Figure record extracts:
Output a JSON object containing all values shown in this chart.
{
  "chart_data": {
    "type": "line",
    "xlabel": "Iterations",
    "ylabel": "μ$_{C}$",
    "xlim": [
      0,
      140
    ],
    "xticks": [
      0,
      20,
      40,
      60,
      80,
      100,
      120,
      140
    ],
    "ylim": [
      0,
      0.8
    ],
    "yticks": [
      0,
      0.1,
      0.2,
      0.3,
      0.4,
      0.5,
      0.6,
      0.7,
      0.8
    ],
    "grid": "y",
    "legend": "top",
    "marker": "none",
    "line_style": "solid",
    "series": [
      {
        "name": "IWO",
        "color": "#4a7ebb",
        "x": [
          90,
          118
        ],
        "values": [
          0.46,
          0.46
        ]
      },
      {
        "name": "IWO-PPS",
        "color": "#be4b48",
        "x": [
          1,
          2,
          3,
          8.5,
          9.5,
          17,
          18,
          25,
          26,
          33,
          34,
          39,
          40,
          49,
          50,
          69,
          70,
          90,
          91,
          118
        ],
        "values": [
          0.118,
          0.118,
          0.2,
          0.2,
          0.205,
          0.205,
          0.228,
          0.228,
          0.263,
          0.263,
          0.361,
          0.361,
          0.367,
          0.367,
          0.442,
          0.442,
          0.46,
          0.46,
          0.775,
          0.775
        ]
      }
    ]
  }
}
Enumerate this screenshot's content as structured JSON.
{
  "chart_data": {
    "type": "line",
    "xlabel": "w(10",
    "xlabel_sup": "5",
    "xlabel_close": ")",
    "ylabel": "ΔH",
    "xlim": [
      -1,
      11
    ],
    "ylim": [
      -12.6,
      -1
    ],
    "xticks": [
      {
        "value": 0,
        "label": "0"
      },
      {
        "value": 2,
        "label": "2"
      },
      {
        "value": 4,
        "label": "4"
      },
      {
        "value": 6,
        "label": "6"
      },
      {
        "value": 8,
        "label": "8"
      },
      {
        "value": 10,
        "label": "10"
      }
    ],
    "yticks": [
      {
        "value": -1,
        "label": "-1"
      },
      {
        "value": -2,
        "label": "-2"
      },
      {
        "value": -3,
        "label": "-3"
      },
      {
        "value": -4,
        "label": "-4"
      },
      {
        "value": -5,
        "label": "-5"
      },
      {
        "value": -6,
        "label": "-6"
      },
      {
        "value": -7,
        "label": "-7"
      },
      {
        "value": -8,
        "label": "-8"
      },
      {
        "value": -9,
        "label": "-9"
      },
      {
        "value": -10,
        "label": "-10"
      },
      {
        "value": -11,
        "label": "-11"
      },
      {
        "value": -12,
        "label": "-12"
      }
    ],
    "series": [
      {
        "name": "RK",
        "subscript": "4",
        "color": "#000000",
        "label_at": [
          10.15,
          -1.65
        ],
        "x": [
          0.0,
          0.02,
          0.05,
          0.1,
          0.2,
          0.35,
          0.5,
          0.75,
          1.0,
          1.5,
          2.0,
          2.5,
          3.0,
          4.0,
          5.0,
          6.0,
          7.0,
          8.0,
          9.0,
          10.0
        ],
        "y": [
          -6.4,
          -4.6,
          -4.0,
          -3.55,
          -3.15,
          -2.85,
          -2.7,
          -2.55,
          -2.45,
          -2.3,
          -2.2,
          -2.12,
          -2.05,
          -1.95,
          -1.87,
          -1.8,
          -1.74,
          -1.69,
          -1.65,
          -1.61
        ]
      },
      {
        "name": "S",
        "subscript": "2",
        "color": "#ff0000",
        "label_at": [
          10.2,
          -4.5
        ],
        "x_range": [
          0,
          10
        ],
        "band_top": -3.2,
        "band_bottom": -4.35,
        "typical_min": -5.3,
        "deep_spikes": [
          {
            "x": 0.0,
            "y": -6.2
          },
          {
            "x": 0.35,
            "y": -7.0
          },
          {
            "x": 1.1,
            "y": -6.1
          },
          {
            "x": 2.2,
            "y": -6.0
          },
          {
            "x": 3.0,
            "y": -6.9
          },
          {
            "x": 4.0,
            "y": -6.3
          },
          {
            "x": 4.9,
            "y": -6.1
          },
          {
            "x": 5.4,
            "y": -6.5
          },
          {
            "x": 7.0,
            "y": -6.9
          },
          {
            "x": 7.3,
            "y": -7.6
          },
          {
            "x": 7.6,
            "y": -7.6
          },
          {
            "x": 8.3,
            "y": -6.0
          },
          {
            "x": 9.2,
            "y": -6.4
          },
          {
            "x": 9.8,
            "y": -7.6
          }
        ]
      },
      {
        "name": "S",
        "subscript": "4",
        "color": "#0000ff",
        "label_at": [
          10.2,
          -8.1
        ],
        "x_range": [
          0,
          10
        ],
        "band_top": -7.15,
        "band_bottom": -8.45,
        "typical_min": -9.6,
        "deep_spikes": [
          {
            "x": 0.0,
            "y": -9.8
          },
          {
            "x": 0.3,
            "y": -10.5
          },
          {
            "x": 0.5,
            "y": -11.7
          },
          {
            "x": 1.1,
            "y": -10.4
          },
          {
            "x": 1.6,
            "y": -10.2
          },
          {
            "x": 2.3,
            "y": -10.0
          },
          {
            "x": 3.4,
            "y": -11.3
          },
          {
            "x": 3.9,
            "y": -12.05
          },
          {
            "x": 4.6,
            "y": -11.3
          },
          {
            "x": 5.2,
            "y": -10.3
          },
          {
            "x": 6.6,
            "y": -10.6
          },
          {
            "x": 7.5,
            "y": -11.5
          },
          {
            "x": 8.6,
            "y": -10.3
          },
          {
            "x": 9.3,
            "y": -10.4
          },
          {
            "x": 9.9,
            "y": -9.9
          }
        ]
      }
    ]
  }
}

STATED PROBLEM:
The full set of records should be duplicated exactly.

SOLUTION TO THE PROBLEM:
Output a JSON object containing all values shown in this chart.
{
  "chart_data": {
    "type": "line",
    "xlabel": "Iterations",
    "ylabel": "μ$_{C}$",
    "xlim": [
      0,
      140
    ],
    "xticks": [
      0,
      20,
      40,
      60,
      80,
      100,
      120,
      140
    ],
    "ylim": [
      0,
      0.8
    ],
    "yticks": [
      0,
      0.1,
      0.2,
      0.3,
      0.4,
      0.5,
      0.6,
      0.7,
      0.8
    ],
    "grid": "y",
    "legend": "top",
    "marker": "none",
    "line_style": "solid",
    "series": [
      {
        "name": "IWO",
        "color": "#4a7ebb",
        "x": [
          90,
          118
        ],
        "values": [
          0.46,
          0.46
        ]
      },
      {
        "name": "IWO-PPS",
        "color": "#be4b48",
        "x": [
          1,
          2,
          3,
          8.5,
          9.5,
          17,
          18,
          25,
          26,
          33,
          34,
          39,
          40,
          49,
          50,
          69,
          70,
          90,
          91,
          118
        ],
        "values": [
          0.118,
          0.118,
          0.2,
          0.2,
          0.205,
          0.205,
          0.228,
          0.228,
          0.263,
          0.263,
          0.361,
          0.361,
          0.367,
          0.367,
          0.442,
          0.442,
          0.46,
          0.46,
          0.775,
          0.775
        ]
      }
    ]
  }
}
Enumerate this screenshot's content as structured JSON.
{
  "chart_data": {
    "type": "line",
    "xlabel": "w(10",
    "xlabel_sup": "5",
    "xlabel_close": ")",
    "ylabel": "ΔH",
    "xlim": [
      -1,
      11
    ],
    "ylim": [
      -12.6,
      -1
    ],
    "xticks": [
      {
        "value": 0,
        "label": "0"
      },
      {
        "value": 2,
        "label": "2"
      },
      {
        "value": 4,
        "label": "4"
      },
      {
        "value": 6,
        "label": "6"
      },
      {
        "value": 8,
        "label": "8"
      },
      {
        "value": 10,
        "label": "10"
      }
    ],
    "yticks": [
      {
        "value": -1,
        "label": "-1"
      },
      {
        "value": -2,
        "label": "-2"
      },
      {
        "value": -3,
        "label": "-3"
      },
      {
        "value": -4,
        "label": "-4"
      },
      {
        "value": -5,
        "label": "-5"
      },
      {
        "value": -6,
        "label": "-6"
      },
      {
        "value": -7,
        "label": "-7"
      },
      {
        "value": -8,
        "label": "-8"
      },
      {
        "value": -9,
        "label": "-9"
      },
      {
        "value": -10,
        "label": "-10"
      },
      {
        "value": -11,
        "label": "-11"
      },
      {
        "value": -12,
        "label": "-12"
      }
    ],
    "series": [
      {
        "name": "RK",
        "subscript": "4",
        "color": "#000000",
        "label_at": [
          10.15,
          -1.65
        ],
        "x": [
          0.0,
          0.02,
          0.05,
          0.1,
          0.2,
          0.35,
          0.5,
          0.75,
          1.0,
          1.5,
          2.0,
          2.5,
          3.0,
          4.0,
          5.0,
          6.0,
          7.0,
          8.0,
          9.0,
          10.0
        ],
        "y": [
          -6.4,
          -4.6,
          -4.0,
          -3.55,
          -3.15,
          -2.85,
          -2.7,
          -2.55,
          -2.45,
          -2.3,
          -2.2,
          -2.12,
          -2.05,
          -1.95,
          -1.87,
          -1.8,
          -1.74,
          -1.69,
          -1.65,
          -1.61
        ]
      },
      {
        "name": "S",
        "subscript": "2",
        "color": "#ff0000",
        "label_at": [
          10.2,
          -4.5
        ],
        "x_range": [
          0,
          10
        ],
        "band_top": -3.2,
        "band_bottom": -4.35,
        "typical_min": -5.3,
        "deep_spikes": [
          {
            "x": 0.0,
            "y": -6.2
          },
          {
            "x": 0.35,
            "y": -7.0
          },
          {
            "x": 1.1,
            "y": -6.1
          },
          {
            "x": 2.2,
            "y": -6.0
          },
          {
            "x": 3.0,
            "y": -6.9
          },
          {
            "x": 4.0,
            "y": -6.3
          },
          {
            "x": 4.9,
            "y": -6.1
          },
          {
            "x": 5.4,
            "y": -6.5
          },
          {
            "x": 7.0,
            "y": -6.9
          },
          {
            "x": 7.3,
            "y": -7.6
          },
          {
            "x": 7.6,
            "y": -7.6
          },
          {
            "x": 8.3,
            "y": -6.0
          },
          {
            "x": 9.2,
            "y": -6.4
          },
          {
            "x": 9.8,
            "y": -7.6
          }
        ]
      },
      {
        "name": "S",
        "subscript": "4",
        "color": "#0000ff",
        "label_at": [
          10.2,
          -8.1
        ],
        "x_range": [
          0,
          10
        ],
        "band_top": -7.15,
        "band_bottom": -8.45,
        "typical_min": -9.6,
        "deep_spikes": [
          {
            "x": 0.0,
            "y": -9.8
          },
          {
            "x": 0.3,
            "y": -10.5
          },
          {
            "x": 0.5,
            "y": -11.7
          },
          {
            "x": 1.1,
            "y": -10.4
          },
          {
            "x": 1.6,
            "y": -10.2
          },
          {
            "x": 2.3,
            "y": -10.0
          },
          {
            "x": 3.4,
            "y": -11.3
          },
          {
            "x": 3.9,
            "y": -12.05
          },
          {
            "x": 4.6,
            "y": -11.3
          },
          {
            "x": 5.2,
            "y": -10.3
          },
          {
            "x": 6.6,
            "y": -10.6
          },
          {
            "x": 7.5,
            "y": -11.5
          },
          {
            "x": 8.6,
            "y": -10.3
          },
          {
            "x": 9.3,
            "y": -10.4
          },
          {
            "x": 9.9,
            "y": -9.9
          }
        ]
      }
    ]
  }
}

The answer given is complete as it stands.